Task description: Could you print every record below exactly as it appears?

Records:
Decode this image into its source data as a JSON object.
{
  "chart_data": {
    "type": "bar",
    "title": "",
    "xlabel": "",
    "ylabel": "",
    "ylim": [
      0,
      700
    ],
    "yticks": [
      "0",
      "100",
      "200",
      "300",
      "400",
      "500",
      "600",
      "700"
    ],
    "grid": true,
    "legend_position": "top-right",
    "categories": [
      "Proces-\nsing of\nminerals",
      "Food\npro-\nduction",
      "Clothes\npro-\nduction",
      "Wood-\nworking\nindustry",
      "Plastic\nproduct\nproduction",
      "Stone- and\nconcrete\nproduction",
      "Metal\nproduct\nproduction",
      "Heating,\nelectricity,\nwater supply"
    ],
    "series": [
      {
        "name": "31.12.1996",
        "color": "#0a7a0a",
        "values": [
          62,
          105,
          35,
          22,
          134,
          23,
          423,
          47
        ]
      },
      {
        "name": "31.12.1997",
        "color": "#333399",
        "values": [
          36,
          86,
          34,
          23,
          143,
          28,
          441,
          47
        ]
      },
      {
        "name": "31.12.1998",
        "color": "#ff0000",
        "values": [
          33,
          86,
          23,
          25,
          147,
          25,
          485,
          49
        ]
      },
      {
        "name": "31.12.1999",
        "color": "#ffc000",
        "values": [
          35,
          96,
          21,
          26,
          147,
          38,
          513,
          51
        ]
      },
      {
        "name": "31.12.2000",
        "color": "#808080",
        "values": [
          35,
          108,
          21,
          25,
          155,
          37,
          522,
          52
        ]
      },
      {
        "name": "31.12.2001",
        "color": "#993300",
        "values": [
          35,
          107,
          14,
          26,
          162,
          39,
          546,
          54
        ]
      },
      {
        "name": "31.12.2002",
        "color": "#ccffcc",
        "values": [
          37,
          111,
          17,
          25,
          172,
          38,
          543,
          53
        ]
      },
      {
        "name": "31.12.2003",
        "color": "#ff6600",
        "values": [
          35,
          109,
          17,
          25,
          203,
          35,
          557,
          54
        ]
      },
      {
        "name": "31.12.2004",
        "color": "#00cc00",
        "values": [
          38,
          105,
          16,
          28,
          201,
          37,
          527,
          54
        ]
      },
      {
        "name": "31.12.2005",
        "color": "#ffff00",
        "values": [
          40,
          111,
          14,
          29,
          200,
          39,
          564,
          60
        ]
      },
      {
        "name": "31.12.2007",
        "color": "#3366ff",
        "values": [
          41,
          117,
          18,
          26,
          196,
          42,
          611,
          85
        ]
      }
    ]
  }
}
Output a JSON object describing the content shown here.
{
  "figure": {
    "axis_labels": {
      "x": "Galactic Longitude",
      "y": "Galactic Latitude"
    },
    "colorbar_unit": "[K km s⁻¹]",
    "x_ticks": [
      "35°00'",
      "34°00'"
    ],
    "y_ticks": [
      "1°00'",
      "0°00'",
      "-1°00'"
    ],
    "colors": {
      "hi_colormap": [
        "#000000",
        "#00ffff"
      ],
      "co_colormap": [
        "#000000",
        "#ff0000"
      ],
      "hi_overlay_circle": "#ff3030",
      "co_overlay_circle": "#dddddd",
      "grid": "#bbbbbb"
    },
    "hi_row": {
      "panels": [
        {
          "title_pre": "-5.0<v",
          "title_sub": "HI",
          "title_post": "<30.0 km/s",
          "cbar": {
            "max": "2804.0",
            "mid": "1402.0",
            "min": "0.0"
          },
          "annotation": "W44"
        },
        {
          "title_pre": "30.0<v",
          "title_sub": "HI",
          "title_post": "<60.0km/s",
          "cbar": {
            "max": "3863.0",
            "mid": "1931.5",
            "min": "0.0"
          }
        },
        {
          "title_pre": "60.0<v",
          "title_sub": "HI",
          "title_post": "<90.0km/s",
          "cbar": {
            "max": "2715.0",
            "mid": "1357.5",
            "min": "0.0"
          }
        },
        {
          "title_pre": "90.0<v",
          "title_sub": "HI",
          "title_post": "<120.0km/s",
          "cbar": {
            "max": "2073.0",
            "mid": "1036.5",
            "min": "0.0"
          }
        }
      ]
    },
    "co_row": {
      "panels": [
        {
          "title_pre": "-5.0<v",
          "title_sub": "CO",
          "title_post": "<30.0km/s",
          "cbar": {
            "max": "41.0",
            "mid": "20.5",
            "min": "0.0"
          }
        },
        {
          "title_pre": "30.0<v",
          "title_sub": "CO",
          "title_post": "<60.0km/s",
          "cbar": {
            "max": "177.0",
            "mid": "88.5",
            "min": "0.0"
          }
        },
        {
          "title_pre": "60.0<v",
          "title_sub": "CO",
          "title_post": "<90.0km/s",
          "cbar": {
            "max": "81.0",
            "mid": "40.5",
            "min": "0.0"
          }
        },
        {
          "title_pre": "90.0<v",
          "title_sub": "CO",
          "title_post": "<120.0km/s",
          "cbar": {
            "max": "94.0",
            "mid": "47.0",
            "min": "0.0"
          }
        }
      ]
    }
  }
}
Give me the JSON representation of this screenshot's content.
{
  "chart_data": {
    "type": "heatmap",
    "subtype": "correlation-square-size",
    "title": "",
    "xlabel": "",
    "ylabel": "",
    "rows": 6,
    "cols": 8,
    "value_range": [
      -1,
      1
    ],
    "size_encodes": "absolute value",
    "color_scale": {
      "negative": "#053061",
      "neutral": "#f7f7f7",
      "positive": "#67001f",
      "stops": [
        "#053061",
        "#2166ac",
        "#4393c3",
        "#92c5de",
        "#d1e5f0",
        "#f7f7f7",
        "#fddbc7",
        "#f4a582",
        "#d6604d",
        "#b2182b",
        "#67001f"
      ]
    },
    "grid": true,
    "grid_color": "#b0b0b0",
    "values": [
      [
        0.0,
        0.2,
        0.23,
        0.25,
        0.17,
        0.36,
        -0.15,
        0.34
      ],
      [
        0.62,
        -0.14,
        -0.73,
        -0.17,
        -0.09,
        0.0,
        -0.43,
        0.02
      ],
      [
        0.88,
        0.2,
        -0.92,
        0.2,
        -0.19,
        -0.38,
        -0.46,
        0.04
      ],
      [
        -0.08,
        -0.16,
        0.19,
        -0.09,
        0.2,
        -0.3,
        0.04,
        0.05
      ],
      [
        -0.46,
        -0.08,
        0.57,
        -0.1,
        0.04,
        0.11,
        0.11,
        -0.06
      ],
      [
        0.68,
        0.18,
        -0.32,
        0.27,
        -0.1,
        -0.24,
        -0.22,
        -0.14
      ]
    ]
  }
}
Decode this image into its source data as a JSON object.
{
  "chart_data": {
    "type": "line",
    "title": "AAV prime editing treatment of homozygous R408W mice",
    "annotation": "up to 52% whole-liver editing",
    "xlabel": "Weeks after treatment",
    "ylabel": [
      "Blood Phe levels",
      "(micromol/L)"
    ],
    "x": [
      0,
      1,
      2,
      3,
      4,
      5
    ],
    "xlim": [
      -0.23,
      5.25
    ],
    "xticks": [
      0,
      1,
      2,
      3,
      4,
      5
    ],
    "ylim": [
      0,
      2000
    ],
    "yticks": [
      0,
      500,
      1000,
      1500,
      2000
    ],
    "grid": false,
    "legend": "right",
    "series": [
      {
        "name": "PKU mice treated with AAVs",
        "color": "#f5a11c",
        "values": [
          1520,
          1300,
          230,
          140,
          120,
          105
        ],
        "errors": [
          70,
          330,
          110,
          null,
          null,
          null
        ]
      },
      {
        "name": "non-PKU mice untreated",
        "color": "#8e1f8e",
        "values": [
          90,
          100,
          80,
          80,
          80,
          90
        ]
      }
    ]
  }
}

Reply:
Decode this image into its source data as a JSON object.
{
  "chart_data": {
    "type": "bar",
    "title": "",
    "xlabel": "",
    "ylabel": "",
    "ylim": [
      0,
      700
    ],
    "yticks": [
      "0",
      "100",
      "200",
      "300",
      "400",
      "500",
      "600",
      "700"
    ],
    "grid": true,
    "legend_position": "top-right",
    "categories": [
      "Proces-\nsing of\nminerals",
      "Food\npro-\nduction",
      "Clothes\npro-\nduction",
      "Wood-\nworking\nindustry",
      "Plastic\nproduct\nproduction",
      "Stone- and\nconcrete\nproduction",
      "Metal\nproduct\nproduction",
      "Heating,\nelectricity,\nwater supply"
    ],
    "series": [
      {
        "name": "31.12.1996",
        "color": "#0a7a0a",
        "values": [
          62,
          105,
          35,
          22,
          134,
          23,
          423,
          47
        ]
      },
      {
        "name": "31.12.1997",
        "color": "#333399",
        "values": [
          36,
          86,
          34,
          23,
          143,
          28,
          441,
          47
        ]
      },
      {
        "name": "31.12.1998",
        "color": "#ff0000",
        "values": [
          33,
          86,
          23,
          25,
          147,
          25,
          485,
          49
        ]
      },
      {
        "name": "31.12.1999",
        "color": "#ffc000",
        "values": [
          35,
          96,
          21,
          26,
          147,
          38,
          513,
          51
        ]
      },
      {
        "name": "31.12.2000",
        "color": "#808080",
        "values": [
          35,
          108,
          21,
          25,
          155,
          37,
          522,
          52
        ]
      },
      {
        "name": "31.12.2001",
        "color": "#993300",
        "values": [
          35,
          107,
          14,
          26,
          162,
          39,
          546,
          54
        ]
      },
      {
        "name": "31.12.2002",
        "color": "#ccffcc",
        "values": [
          37,
          111,
          17,
          25,
          172,
          38,
          543,
          53
        ]
      },
      {
        "name": "31.12.2003",
        "color": "#ff6600",
        "values": [
          35,
          109,
          17,
          25,
          203,
          35,
          557,
          54
        ]
      },
      {
        "name": "31.12.2004",
        "color": "#00cc00",
        "values": [
          38,
          105,
          16,
          28,
          201,
          37,
          527,
          54
        ]
      },
      {
        "name": "31.12.2005",
        "color": "#ffff00",
        "values": [
          40,
          111,
          14,
          29,
          200,
          39,
          564,
          60
        ]
      },
      {
        "name": "31.12.2007",
        "color": "#3366ff",
        "values": [
          41,
          117,
          18,
          26,
          196,
          42,
          611,
          85
        ]
      }
    ]
  }
}
Output a JSON object describing the content shown here.
{
  "figure": {
    "axis_labels": {
      "x": "Galactic Longitude",
      "y": "Galactic Latitude"
    },
    "colorbar_unit": "[K km s⁻¹]",
    "x_ticks": [
      "35°00'",
      "34°00'"
    ],
    "y_ticks": [
      "1°00'",
      "0°00'",
      "-1°00'"
    ],
    "colors": {
      "hi_colormap": [
        "#000000",
        "#00ffff"
      ],
      "co_colormap": [
        "#000000",
        "#ff0000"
      ],
      "hi_overlay_circle": "#ff3030",
      "co_overlay_circle": "#dddddd",
      "grid": "#bbbbbb"
    },
    "hi_row": {
      "panels": [
        {
          "title_pre": "-5.0<v",
          "title_sub": "HI",
          "title_post": "<30.0 km/s",
          "cbar": {
            "max": "2804.0",
            "mid": "1402.0",
            "min": "0.0"
          },
          "annotation": "W44"
        },
        {
          "title_pre": "30.0<v",
          "title_sub": "HI",
          "title_post": "<60.0km/s",
          "cbar": {
            "max": "3863.0",
            "mid": "1931.5",
            "min": "0.0"
          }
        },
        {
          "title_pre": "60.0<v",
          "title_sub": "HI",
          "title_post": "<90.0km/s",
          "cbar": {
            "max": "2715.0",
            "mid": "1357.5",
            "min": "0.0"
          }
        },
        {
          "title_pre": "90.0<v",
          "title_sub": "HI",
          "title_post": "<120.0km/s",
          "cbar": {
            "max": "2073.0",
            "mid": "1036.5",
            "min": "0.0"
          }
        }
      ]
    },
    "co_row": {
      "panels": [
        {
          "title_pre": "-5.0<v",
          "title_sub": "CO",
          "title_post": "<30.0km/s",
          "cbar": {
            "max": "41.0",
            "mid": "20.5",
            "min": "0.0"
          }
        },
        {
          "title_pre": "30.0<v",
          "title_sub": "CO",
          "title_post": "<60.0km/s",
          "cbar": {
            "max": "177.0",
            "mid": "88.5",
            "min": "0.0"
          }
        },
        {
          "title_pre": "60.0<v",
          "title_sub": "CO",
          "title_post": "<90.0km/s",
          "cbar": {
            "max": "81.0",
            "mid": "40.5",
            "min": "0.0"
          }
        },
        {
          "title_pre": "90.0<v",
          "title_sub": "CO",
          "title_post": "<120.0km/s",
          "cbar": {
            "max": "94.0",
            "mid": "47.0",
            "min": "0.0"
          }
        }
      ]
    }
  }
}
Give me the JSON representation of this screenshot's content.
{
  "chart_data": {
    "type": "heatmap",
    "subtype": "correlation-square-size",
    "title": "",
    "xlabel": "",
    "ylabel": "",
    "rows": 6,
    "cols": 8,
    "value_range": [
      -1,
      1
    ],
    "size_encodes": "absolute value",
    "color_scale": {
      "negative": "#053061",
      "neutral": "#f7f7f7",
      "positive": "#67001f",
      "stops": [
        "#053061",
        "#2166ac",
        "#4393c3",
        "#92c5de",
        "#d1e5f0",
        "#f7f7f7",
        "#fddbc7",
        "#f4a582",
        "#d6604d",
        "#b2182b",
        "#67001f"
      ]
    },
    "grid": true,
    "grid_color": "#b0b0b0",
    "values": [
      [
        0.0,
        0.2,
        0.23,
        0.25,
        0.17,
        0.36,
        -0.15,
        0.34
      ],
      [
        0.62,
        -0.14,
        -0.73,
        -0.17,
        -0.09,
        0.0,
        -0.43,
        0.02
      ],
      [
        0.88,
        0.2,
        -0.92,
        0.2,
        -0.19,
        -0.38,
        -0.46,
        0.04
      ],
      [
        -0.08,
        -0.16,
        0.19,
        -0.09,
        0.2,
        -0.3,
        0.04,
        0.05
      ],
      [
        -0.46,
        -0.08,
        0.57,
        -0.1,
        0.04,
        0.11,
        0.11,
        -0.06
      ],
      [
        0.68,
        0.18,
        -0.32,
        0.27,
        -0.1,
        -0.24,
        -0.22,
        -0.14
      ]
    ]
  }
}
Decode this image into its source data as a JSON object.
{
  "chart_data": {
    "type": "line",
    "title": "AAV prime editing treatment of homozygous R408W mice",
    "annotation": "up to 52% whole-liver editing",
    "xlabel": "Weeks after treatment",
    "ylabel": [
      "Blood Phe levels",
      "(micromol/L)"
    ],
    "x": [
      0,
      1,
      2,
      3,
      4,
      5
    ],
    "xlim": [
      -0.23,
      5.25
    ],
    "xticks": [
      0,
      1,
      2,
      3,
      4,
      5
    ],
    "ylim": [
      0,
      2000
    ],
    "yticks": [
      0,
      500,
      1000,
      1500,
      2000
    ],
    "grid": false,
    "legend": "right",
    "series": [
      {
        "name": "PKU mice treated with AAVs",
        "color": "#f5a11c",
        "values": [
          1520,
          1300,
          230,
          140,
          120,
          105
        ],
        "errors": [
          70,
          330,
          110,
          null,
          null,
          null
        ]
      },
      {
        "name": "non-PKU mice untreated",
        "color": "#8e1f8e",
        "values": [
          90,
          100,
          80,
          80,
          80,
          90
        ]
      }
    ]
  }
}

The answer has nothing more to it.